• [What needs to be done]: Quote the passage on the SWCS dining facility word for word, everything from "The DFAC is" down to "lunch or dinner.".

• [Excerpted text]:
--
This DFAC will blend conventional Army food service with the unique nutritional needs of the special-operations community, Logan said. The 18th Fires Brigade food service team will staff the facility, serving healthy and nutritious items for all patrons while optimizing human performance for the special-operations community, creating what Logan hopes to be a new dining culture for the Army.
"Our goal at the SWCS DFAC is to educate from the plate," Logan said. "The food we serve is the education, it will set the standard for students and operators for the rest of their careers. Their choices today will affect their performance tomorrow, whether that is next week or next year."
The DFAC is scheduled to be open three times a day every weekday: 7:30 a.m. to 9 a.m. for breakfast, 11:30 a.m. to 1 p.m. for lunch and 5 p.m. to 6:30 p.m. for dinner, except for Wednesday dinners which will be served from 4:30 p.m. to 6 p.m. On select weekends (in rotation with other Fort Bragg dining facilities), the SWCS DFAC will be open 8 a.m. to 10 a.m. for breakfast, 11:30 a.m. to 1:30 p.m. for lunch and 3:30 p.m. to 5:30 p.m.
Through the remainder of 2012, SWCS DFAC customers will pay $3.45 for breakfast and $4.55 for lunch or dinner.
The 26,850-square-foot facility's construction was completed in April 2012. The SWCS DFAC began serving food Dec. 1 and will officially celebrate its grand opening during the lunch meal Dec. 3, the first weekday it will be open.
--
• [Records shown]:
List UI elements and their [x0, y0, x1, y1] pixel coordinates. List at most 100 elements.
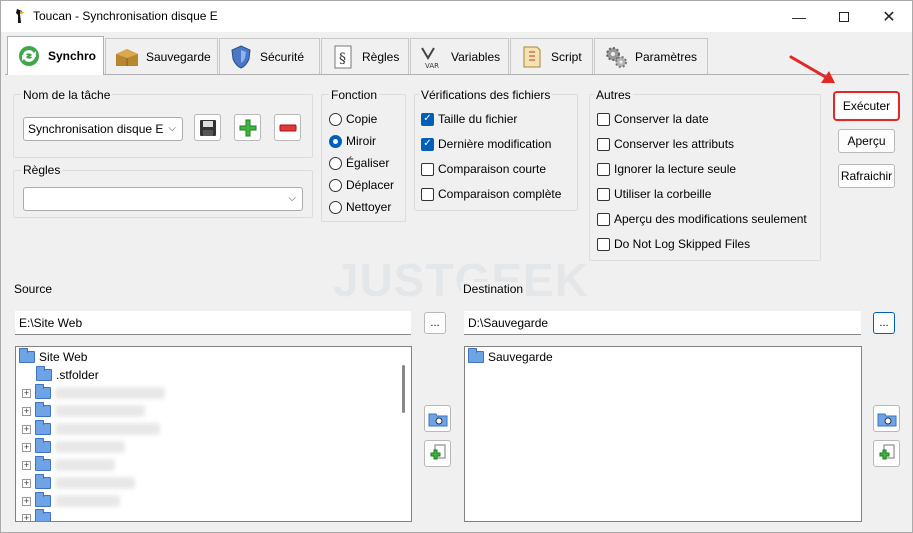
destination-add-button[interactable] — [873, 440, 900, 467]
tree-item[interactable]: + — [22, 456, 115, 474]
blurred-label — [55, 387, 165, 399]
check-ignorer-lecture-seule[interactable]: Ignorer la lecture seule — [597, 162, 736, 176]
check-label: Dernière modification — [438, 137, 552, 151]
tab-regles[interactable]: § Règles — [321, 38, 409, 74]
checkbox[interactable]: ✓ — [421, 112, 434, 126]
checkbox[interactable] — [421, 187, 434, 201]
tree-root-item[interactable]: Sauvegarde — [468, 348, 553, 366]
destination-browse-button[interactable]: ... — [873, 312, 895, 334]
folder-search-icon — [428, 413, 447, 426]
folder-icon — [35, 492, 51, 507]
blurred-label — [55, 441, 125, 453]
check-conserver-attributs[interactable]: Conserver les attributs — [597, 137, 734, 151]
browse-label: ... — [879, 317, 889, 329]
check-label: Ignorer la lecture seule — [614, 162, 737, 176]
expand-icon[interactable]: + — [22, 496, 31, 506]
tab-synchro[interactable]: Synchro — [7, 36, 104, 75]
shield-icon — [226, 43, 256, 71]
expand-icon[interactable]: + — [22, 406, 31, 416]
tree-root-item[interactable]: Site Web — [19, 348, 87, 366]
checkbox[interactable]: ✓ — [421, 137, 434, 151]
checkbox[interactable] — [597, 137, 610, 151]
check-conserver-date[interactable]: Conserver la date — [597, 112, 709, 126]
tab-variables[interactable]: VAR Variables — [410, 38, 509, 74]
variables-icon: VAR — [417, 43, 447, 71]
rules-select[interactable]: ⌵ — [23, 187, 303, 211]
checkbox[interactable] — [597, 187, 610, 201]
source-tree[interactable]: Site Web .stfolder + + + + + + + + — [15, 346, 412, 522]
execute-button[interactable]: Exécuter — [833, 91, 900, 121]
minimize-button[interactable]: — — [776, 1, 822, 32]
folder-icon — [35, 402, 51, 417]
check-comparaison-complete[interactable]: Comparaison complète — [421, 187, 561, 201]
floppy-disk-icon — [199, 119, 216, 136]
tree-item[interactable]: + — [22, 438, 125, 456]
source-view-folder-button[interactable] — [424, 405, 451, 432]
check-do-not-log[interactable]: Do Not Log Skipped Files — [597, 237, 750, 251]
scrollbar-thumb[interactable] — [402, 365, 405, 413]
checkbox[interactable] — [597, 112, 610, 126]
radio-egaliser[interactable]: Égaliser — [329, 156, 389, 170]
checkbox[interactable] — [421, 162, 434, 176]
checkbox[interactable] — [597, 162, 610, 176]
tree-item[interactable]: + — [22, 509, 55, 521]
tab-sauvegarde[interactable]: Sauvegarde — [105, 38, 218, 74]
check-derniere-modification[interactable]: ✓ Dernière modification — [421, 137, 551, 151]
expand-icon[interactable]: + — [22, 442, 31, 452]
source-browse-button[interactable]: ... — [424, 312, 446, 334]
tree-label: .stfolder — [56, 368, 99, 382]
close-button[interactable]: ✕ — [866, 1, 912, 32]
tab-label: Variables — [451, 49, 501, 64]
add-task-button[interactable] — [234, 114, 261, 141]
radio-button[interactable] — [329, 200, 342, 214]
radio-button[interactable] — [329, 178, 342, 192]
check-apercu-modifications[interactable]: Aperçu des modifications seulement — [597, 212, 807, 226]
destination-tree[interactable]: Sauvegarde — [464, 346, 862, 522]
tree-item[interactable]: + — [22, 474, 135, 492]
radio-miroir[interactable]: Miroir — [329, 134, 376, 148]
radio-button[interactable] — [329, 112, 342, 126]
toucan-app-icon — [16, 9, 25, 23]
close-icon: ✕ — [882, 8, 896, 26]
checkbox[interactable] — [597, 237, 610, 251]
check-comparaison-courte[interactable]: Comparaison courte — [421, 162, 546, 176]
remove-task-button[interactable] — [274, 114, 301, 141]
check-label: Conserver la date — [614, 112, 709, 126]
source-path: E:\Site Web — [19, 315, 83, 330]
expand-icon[interactable]: + — [22, 460, 31, 470]
expand-icon[interactable]: + — [22, 513, 31, 521]
tree-item[interactable]: + — [22, 492, 120, 510]
preview-button[interactable]: Aperçu — [838, 129, 895, 153]
maximize-button[interactable] — [821, 1, 867, 32]
save-task-button[interactable] — [194, 114, 221, 141]
sync-icon — [14, 42, 44, 70]
source-add-button[interactable] — [424, 440, 451, 467]
tree-item[interactable]: + — [22, 384, 165, 402]
radio-button[interactable] — [329, 134, 342, 148]
check-utiliser-corbeille[interactable]: Utiliser la corbeille — [597, 187, 711, 201]
expand-icon[interactable]: + — [22, 424, 31, 434]
radio-deplacer[interactable]: Déplacer — [329, 178, 394, 192]
tab-securite[interactable]: Sécurité — [219, 38, 320, 74]
radio-copie[interactable]: Copie — [329, 112, 377, 126]
destination-view-folder-button[interactable] — [873, 405, 900, 432]
tab-script[interactable]: Script — [510, 38, 593, 74]
tab-parametres[interactable]: Paramètres — [594, 38, 708, 74]
destination-path-input[interactable]: D:\Sauvegarde — [464, 311, 861, 335]
refresh-button[interactable]: Rafraichir — [838, 164, 895, 188]
minimize-icon: — — [792, 8, 806, 25]
expand-icon[interactable]: + — [22, 478, 31, 488]
tree-item[interactable]: + — [22, 420, 160, 438]
check-taille-fichier[interactable]: ✓ Taille du fichier — [421, 112, 517, 126]
expand-icon[interactable]: + — [22, 388, 31, 398]
checkbox[interactable] — [597, 212, 610, 226]
source-path-input[interactable]: E:\Site Web — [15, 311, 411, 335]
radio-button[interactable] — [329, 156, 342, 170]
annotation-arrow-icon — [789, 55, 835, 83]
check-label: Do Not Log Skipped Files — [614, 237, 751, 251]
tab-label: Script — [551, 49, 582, 64]
tree-item[interactable]: + — [22, 402, 145, 420]
task-select[interactable]: Synchronisation disque E ⌵ — [23, 117, 183, 141]
radio-nettoyer[interactable]: Nettoyer — [329, 200, 391, 214]
tree-item[interactable]: .stfolder — [36, 366, 99, 384]
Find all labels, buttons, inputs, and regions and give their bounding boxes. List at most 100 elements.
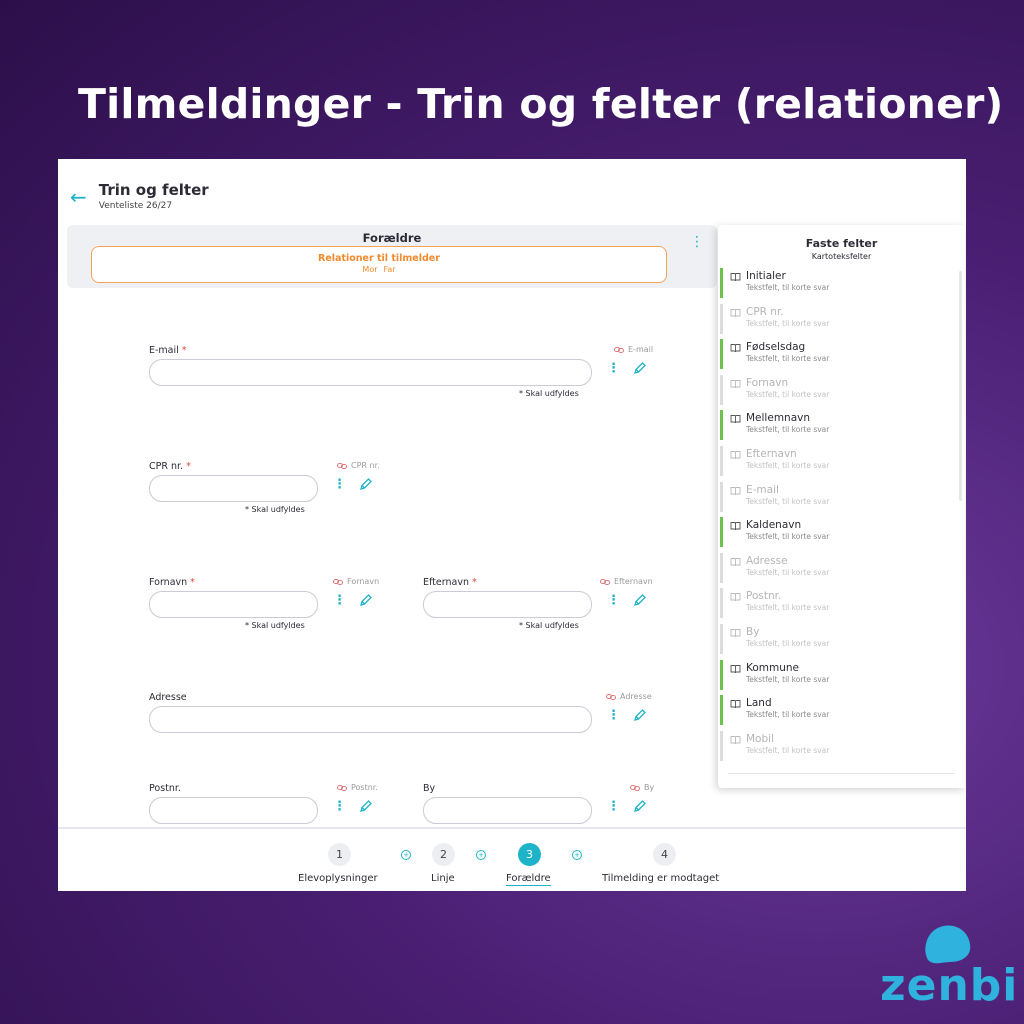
--
• [Complete response]:
The DFAC is scheduled to be open three times a day every weekday: 7:30 a.m. to 9 a.m. for breakfast, 11:30 a.m. to 1 p.m. for lunch and 5 p.m. to 6:30 p.m. for dinner, except for Wednesday dinners which will be served from 4:30 p.m. to 6 p.m. On select weekends (in rotation with other Fort Bragg dining facilities), the SWCS DFAC will be open 8 a.m. to 10 a.m. for breakfast, 11:30 a.m. to 1:30 p.m. for lunch and 3:30 p.m. to 5:30 p.m.
Through the remainder of 2012, SWCS DFAC customers will pay $3.45 for breakfast and $4.55 for lunch or dinner.